--- Jeu de données ---

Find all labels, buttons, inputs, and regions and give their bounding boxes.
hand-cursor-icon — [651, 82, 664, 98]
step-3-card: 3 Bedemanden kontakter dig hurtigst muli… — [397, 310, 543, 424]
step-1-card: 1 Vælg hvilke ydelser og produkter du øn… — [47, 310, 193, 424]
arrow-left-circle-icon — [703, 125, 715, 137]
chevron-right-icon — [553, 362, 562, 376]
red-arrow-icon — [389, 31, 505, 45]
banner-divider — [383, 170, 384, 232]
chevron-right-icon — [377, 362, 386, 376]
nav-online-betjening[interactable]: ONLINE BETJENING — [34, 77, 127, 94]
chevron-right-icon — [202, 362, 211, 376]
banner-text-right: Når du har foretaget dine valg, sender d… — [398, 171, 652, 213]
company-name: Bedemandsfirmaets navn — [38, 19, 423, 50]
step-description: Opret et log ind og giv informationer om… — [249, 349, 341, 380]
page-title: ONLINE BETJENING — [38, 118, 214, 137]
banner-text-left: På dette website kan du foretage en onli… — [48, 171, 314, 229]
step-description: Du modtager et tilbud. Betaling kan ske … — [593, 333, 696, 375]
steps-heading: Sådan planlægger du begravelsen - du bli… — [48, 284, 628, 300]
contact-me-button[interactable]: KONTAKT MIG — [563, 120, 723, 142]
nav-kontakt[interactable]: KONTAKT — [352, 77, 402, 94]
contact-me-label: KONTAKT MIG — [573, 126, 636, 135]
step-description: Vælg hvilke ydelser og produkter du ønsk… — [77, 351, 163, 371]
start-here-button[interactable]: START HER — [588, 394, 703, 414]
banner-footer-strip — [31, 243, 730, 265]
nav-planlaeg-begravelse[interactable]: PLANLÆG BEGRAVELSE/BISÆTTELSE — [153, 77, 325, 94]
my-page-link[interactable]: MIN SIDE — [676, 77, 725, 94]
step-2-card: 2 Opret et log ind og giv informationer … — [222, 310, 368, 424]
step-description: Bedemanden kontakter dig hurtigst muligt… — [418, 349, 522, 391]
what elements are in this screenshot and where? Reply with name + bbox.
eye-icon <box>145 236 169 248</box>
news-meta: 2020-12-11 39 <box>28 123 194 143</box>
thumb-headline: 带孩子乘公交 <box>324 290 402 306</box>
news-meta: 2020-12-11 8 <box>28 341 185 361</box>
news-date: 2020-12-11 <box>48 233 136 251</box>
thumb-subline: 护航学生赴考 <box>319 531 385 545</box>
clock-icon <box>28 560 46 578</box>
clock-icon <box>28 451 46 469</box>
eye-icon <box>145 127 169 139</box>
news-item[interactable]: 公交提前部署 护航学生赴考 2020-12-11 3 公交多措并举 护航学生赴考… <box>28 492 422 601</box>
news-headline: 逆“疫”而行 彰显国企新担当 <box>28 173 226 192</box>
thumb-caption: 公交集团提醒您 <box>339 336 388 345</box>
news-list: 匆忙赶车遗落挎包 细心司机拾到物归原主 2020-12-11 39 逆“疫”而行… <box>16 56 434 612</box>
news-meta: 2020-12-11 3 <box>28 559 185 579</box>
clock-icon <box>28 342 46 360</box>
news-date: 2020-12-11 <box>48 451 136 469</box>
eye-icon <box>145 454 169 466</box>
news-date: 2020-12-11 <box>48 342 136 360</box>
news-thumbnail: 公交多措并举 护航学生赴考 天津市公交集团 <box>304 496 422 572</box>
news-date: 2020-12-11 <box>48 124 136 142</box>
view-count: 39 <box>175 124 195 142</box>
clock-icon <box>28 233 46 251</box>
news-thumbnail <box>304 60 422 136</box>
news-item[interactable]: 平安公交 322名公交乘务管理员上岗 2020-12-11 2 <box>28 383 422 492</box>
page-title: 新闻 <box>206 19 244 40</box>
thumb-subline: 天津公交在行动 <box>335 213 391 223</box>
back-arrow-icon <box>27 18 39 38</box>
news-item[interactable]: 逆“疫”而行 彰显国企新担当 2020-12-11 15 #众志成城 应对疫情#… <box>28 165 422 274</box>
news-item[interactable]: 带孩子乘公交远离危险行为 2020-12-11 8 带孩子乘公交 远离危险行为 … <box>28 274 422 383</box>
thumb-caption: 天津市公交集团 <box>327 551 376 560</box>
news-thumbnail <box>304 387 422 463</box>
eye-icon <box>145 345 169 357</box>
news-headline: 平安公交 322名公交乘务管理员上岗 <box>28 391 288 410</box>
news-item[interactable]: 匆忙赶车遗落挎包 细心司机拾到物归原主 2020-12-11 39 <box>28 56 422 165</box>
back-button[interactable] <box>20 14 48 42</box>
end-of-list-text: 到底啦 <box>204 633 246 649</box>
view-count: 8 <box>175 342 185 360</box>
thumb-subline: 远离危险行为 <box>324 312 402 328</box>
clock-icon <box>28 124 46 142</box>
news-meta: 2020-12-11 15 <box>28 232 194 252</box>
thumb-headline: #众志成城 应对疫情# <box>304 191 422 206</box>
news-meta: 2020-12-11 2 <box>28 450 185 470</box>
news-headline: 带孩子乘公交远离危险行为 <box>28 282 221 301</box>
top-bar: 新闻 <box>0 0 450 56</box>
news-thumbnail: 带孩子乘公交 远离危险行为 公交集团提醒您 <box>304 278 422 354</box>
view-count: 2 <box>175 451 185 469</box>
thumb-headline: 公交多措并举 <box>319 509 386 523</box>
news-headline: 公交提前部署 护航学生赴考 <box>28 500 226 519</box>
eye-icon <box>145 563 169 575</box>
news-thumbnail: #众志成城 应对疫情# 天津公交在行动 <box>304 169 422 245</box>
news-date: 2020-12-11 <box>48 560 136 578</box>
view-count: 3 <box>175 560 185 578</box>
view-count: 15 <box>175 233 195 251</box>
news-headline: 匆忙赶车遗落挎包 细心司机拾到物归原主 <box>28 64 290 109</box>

---

• **Consigne de l'exercice**:
Recopiez sans rien modifier chacune des lignes de toutes les entrées ci-dessus.

• **Réponse écrite**:
Find all labels, buttons, inputs, and regions and give their bounding boxes.
hand-cursor-icon — [651, 82, 664, 98]
step-3-card: 3 Bedemanden kontakter dig hurtigst muli… — [397, 310, 543, 424]
step-1-card: 1 Vælg hvilke ydelser og produkter du øn… — [47, 310, 193, 424]
arrow-left-circle-icon — [703, 125, 715, 137]
chevron-right-icon — [553, 362, 562, 376]
red-arrow-icon — [389, 31, 505, 45]
banner-divider — [383, 170, 384, 232]
chevron-right-icon — [377, 362, 386, 376]
nav-online-betjening[interactable]: ONLINE BETJENING — [34, 77, 127, 94]
chevron-right-icon — [202, 362, 211, 376]
banner-text-right: Når du har foretaget dine valg, sender d… — [398, 171, 652, 213]
company-name: Bedemandsfirmaets navn — [38, 19, 423, 50]
step-description: Opret et log ind og giv informationer om… — [249, 349, 341, 380]
page-title: ONLINE BETJENING — [38, 118, 214, 137]
banner-text-left: På dette website kan du foretage en onli… — [48, 171, 314, 229]
step-description: Du modtager et tilbud. Betaling kan ske … — [593, 333, 696, 375]
steps-heading: Sådan planlægger du begravelsen - du bli… — [48, 284, 628, 300]
contact-me-button[interactable]: KONTAKT MIG — [563, 120, 723, 142]
nav-kontakt[interactable]: KONTAKT — [352, 77, 402, 94]
contact-me-label: KONTAKT MIG — [573, 126, 636, 135]
step-description: Vælg hvilke ydelser og produkter du ønsk… — [77, 351, 163, 371]
start-here-button[interactable]: START HER — [588, 394, 703, 414]
banner-footer-strip — [31, 243, 730, 265]
nav-planlaeg-begravelse[interactable]: PLANLÆG BEGRAVELSE/BISÆTTELSE — [153, 77, 325, 94]
my-page-link[interactable]: MIN SIDE — [676, 77, 725, 94]
step-2-card: 2 Opret et log ind og giv informationer … — [222, 310, 368, 424]
step-description: Bedemanden kontakter dig hurtigst muligt… — [418, 349, 522, 391]
what elements are in this screenshot and where? Reply with name + bbox.
eye-icon <box>145 236 169 248</box>
news-meta: 2020-12-11 39 <box>28 123 194 143</box>
thumb-headline: 带孩子乘公交 <box>324 290 402 306</box>
news-meta: 2020-12-11 8 <box>28 341 185 361</box>
news-date: 2020-12-11 <box>48 233 136 251</box>
thumb-subline: 护航学生赴考 <box>319 531 385 545</box>
clock-icon <box>28 560 46 578</box>
clock-icon <box>28 451 46 469</box>
eye-icon <box>145 127 169 139</box>
news-item[interactable]: 公交提前部署 护航学生赴考 2020-12-11 3 公交多措并举 护航学生赴考… <box>28 492 422 601</box>
news-headline: 逆“疫”而行 彰显国企新担当 <box>28 173 226 192</box>
thumb-caption: 公交集团提醒您 <box>339 336 388 345</box>
news-list: 匆忙赶车遗落挎包 细心司机拾到物归原主 2020-12-11 39 逆“疫”而行… <box>16 56 434 612</box>
news-meta: 2020-12-11 3 <box>28 559 185 579</box>
clock-icon <box>28 342 46 360</box>
news-date: 2020-12-11 <box>48 451 136 469</box>
eye-icon <box>145 454 169 466</box>
news-date: 2020-12-11 <box>48 342 136 360</box>
news-thumbnail: 公交多措并举 护航学生赴考 天津市公交集团 <box>304 496 422 572</box>
news-date: 2020-12-11 <box>48 124 136 142</box>
view-count: 39 <box>175 124 195 142</box>
clock-icon <box>28 233 46 251</box>
news-thumbnail <box>304 60 422 136</box>
news-item[interactable]: 平安公交 322名公交乘务管理员上岗 2020-12-11 2 <box>28 383 422 492</box>
page-title: 新闻 <box>206 19 244 40</box>
thumb-subline: 天津公交在行动 <box>335 213 391 223</box>
back-arrow-icon <box>27 18 39 38</box>
news-item[interactable]: 逆“疫”而行 彰显国企新担当 2020-12-11 15 #众志成城 应对疫情#… <box>28 165 422 274</box>
news-item[interactable]: 带孩子乘公交远离危险行为 2020-12-11 8 带孩子乘公交 远离危险行为 … <box>28 274 422 383</box>
thumb-caption: 天津市公交集团 <box>327 551 376 560</box>
news-thumbnail <box>304 387 422 463</box>
eye-icon <box>145 345 169 357</box>
news-headline: 平安公交 322名公交乘务管理员上岗 <box>28 391 288 410</box>
news-item[interactable]: 匆忙赶车遗落挎包 细心司机拾到物归原主 2020-12-11 39 <box>28 56 422 165</box>
back-button[interactable] <box>20 14 48 42</box>
end-of-list-text: 到底啦 <box>204 633 246 649</box>
view-count: 8 <box>175 342 185 360</box>
thumb-subline: 远离危险行为 <box>324 312 402 328</box>
clock-icon <box>28 124 46 142</box>
news-meta: 2020-12-11 15 <box>28 232 194 252</box>
thumb-headline: #众志成城 应对疫情# <box>304 191 422 206</box>
news-meta: 2020-12-11 2 <box>28 450 185 470</box>
news-headline: 带孩子乘公交远离危险行为 <box>28 282 221 301</box>
top-bar: 新闻 <box>0 0 450 56</box>
news-thumbnail: 带孩子乘公交 远离危险行为 公交集团提醒您 <box>304 278 422 354</box>
view-count: 2 <box>175 451 185 469</box>
thumb-headline: 公交多措并举 <box>319 509 386 523</box>
news-headline: 公交提前部署 护航学生赴考 <box>28 500 226 519</box>
eye-icon <box>145 563 169 575</box>
news-thumbnail: #众志成城 应对疫情# 天津公交在行动 <box>304 169 422 245</box>
news-date: 2020-12-11 <box>48 560 136 578</box>
view-count: 3 <box>175 560 185 578</box>
view-count: 15 <box>175 233 195 251</box>
news-headline: 匆忙赶车遗落挎包 细心司机拾到物归原主 <box>28 64 290 109</box>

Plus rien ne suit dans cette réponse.